*GIVEN PROBLEM*: Go through the data below and gather each line containing "title".

*Figure data in JSON*:
================================

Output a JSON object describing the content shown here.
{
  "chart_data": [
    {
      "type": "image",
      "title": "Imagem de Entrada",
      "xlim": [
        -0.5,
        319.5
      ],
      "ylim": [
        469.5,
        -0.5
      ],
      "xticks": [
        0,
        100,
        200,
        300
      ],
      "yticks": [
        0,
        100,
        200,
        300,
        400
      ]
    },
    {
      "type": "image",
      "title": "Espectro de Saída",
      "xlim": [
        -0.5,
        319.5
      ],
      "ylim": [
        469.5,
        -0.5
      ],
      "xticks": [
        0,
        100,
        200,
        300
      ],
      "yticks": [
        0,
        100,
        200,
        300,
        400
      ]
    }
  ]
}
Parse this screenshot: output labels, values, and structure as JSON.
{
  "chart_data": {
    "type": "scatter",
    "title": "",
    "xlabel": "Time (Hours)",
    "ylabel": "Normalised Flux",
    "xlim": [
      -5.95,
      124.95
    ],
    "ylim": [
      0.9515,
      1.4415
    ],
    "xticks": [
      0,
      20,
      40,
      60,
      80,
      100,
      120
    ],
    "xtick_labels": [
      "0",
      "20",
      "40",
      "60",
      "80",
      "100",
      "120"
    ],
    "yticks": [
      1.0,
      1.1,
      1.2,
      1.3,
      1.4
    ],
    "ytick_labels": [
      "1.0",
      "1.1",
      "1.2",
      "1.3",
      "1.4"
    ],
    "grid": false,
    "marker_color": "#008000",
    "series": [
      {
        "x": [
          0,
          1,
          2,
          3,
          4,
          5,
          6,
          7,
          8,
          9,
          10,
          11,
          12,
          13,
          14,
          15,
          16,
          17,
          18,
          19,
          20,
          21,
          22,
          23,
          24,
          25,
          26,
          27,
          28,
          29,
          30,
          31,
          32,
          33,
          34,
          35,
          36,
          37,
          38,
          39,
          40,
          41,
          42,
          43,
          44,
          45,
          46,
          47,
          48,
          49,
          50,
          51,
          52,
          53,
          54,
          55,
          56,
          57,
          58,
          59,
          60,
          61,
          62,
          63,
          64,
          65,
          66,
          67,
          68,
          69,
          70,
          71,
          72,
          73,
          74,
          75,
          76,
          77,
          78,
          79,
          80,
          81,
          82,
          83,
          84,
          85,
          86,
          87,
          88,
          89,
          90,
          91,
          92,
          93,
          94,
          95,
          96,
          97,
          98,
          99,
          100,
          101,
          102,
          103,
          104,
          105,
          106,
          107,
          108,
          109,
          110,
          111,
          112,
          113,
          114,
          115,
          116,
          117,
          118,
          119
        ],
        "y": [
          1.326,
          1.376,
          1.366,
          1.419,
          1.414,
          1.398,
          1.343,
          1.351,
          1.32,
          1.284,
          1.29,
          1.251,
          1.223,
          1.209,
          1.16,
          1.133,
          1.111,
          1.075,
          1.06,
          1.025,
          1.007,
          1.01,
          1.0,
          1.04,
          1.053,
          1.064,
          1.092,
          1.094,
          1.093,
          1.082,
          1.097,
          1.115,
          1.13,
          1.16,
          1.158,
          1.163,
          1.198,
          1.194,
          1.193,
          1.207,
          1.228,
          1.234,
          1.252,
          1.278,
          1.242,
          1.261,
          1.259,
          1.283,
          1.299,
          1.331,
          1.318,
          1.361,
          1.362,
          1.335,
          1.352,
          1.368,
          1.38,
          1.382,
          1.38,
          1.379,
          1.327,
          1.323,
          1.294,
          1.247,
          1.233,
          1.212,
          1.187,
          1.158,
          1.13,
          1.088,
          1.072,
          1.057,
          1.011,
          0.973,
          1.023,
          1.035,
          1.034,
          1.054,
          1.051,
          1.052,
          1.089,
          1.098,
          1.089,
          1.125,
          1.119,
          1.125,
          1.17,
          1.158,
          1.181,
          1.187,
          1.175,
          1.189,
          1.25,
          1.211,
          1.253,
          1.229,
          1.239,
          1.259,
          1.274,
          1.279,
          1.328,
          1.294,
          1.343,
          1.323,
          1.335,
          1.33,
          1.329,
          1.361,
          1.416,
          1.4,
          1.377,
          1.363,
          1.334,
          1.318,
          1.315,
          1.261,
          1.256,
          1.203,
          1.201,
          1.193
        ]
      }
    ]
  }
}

================================

*RESULT FOR THIS TASK*:
      "title": "Imagem de Entrada",
      "title": "Espectro de Saída",
    "title": "",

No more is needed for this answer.